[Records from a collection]
=-=-=-=-=

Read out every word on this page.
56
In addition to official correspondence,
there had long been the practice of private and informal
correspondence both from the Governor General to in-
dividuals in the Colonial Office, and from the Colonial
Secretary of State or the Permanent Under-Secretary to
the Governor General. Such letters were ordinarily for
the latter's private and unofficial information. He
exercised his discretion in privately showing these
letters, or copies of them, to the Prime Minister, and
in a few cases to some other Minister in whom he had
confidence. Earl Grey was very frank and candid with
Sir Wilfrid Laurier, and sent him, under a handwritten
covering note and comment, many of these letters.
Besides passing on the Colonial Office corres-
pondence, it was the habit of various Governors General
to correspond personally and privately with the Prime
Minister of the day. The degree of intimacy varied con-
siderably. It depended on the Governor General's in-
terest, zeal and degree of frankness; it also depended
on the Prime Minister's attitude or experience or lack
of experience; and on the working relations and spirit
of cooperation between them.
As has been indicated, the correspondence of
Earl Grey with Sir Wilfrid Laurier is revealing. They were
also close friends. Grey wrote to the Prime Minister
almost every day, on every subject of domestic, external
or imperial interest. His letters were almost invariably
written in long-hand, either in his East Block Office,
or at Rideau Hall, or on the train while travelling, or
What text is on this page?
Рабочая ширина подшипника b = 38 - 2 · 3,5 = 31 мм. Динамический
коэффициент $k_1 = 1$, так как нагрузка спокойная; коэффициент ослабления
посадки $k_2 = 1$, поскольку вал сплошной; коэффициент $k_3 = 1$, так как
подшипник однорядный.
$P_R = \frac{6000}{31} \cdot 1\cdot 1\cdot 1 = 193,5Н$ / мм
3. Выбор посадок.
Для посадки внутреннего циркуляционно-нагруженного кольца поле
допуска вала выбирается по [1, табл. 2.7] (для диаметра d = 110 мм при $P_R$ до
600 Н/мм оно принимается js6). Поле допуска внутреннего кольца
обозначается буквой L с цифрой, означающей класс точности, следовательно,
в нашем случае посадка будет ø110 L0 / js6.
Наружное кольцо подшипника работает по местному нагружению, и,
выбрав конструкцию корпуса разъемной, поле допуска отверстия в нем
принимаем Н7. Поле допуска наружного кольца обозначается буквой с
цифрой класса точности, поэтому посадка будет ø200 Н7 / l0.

=-=-=-=-=

:: WHAT TO PRODUCE ::
In the lines above, find each one with "кольца" and list it.

:: CORRECT RESULT ::
Для посадки внутреннего циркуляционно-нагруженного кольца поле
600 Н/мм оно принимается js6). Поле допуска внутреннего кольца
принимаем Н7. Поле допуска наружного кольца обозначается буквой с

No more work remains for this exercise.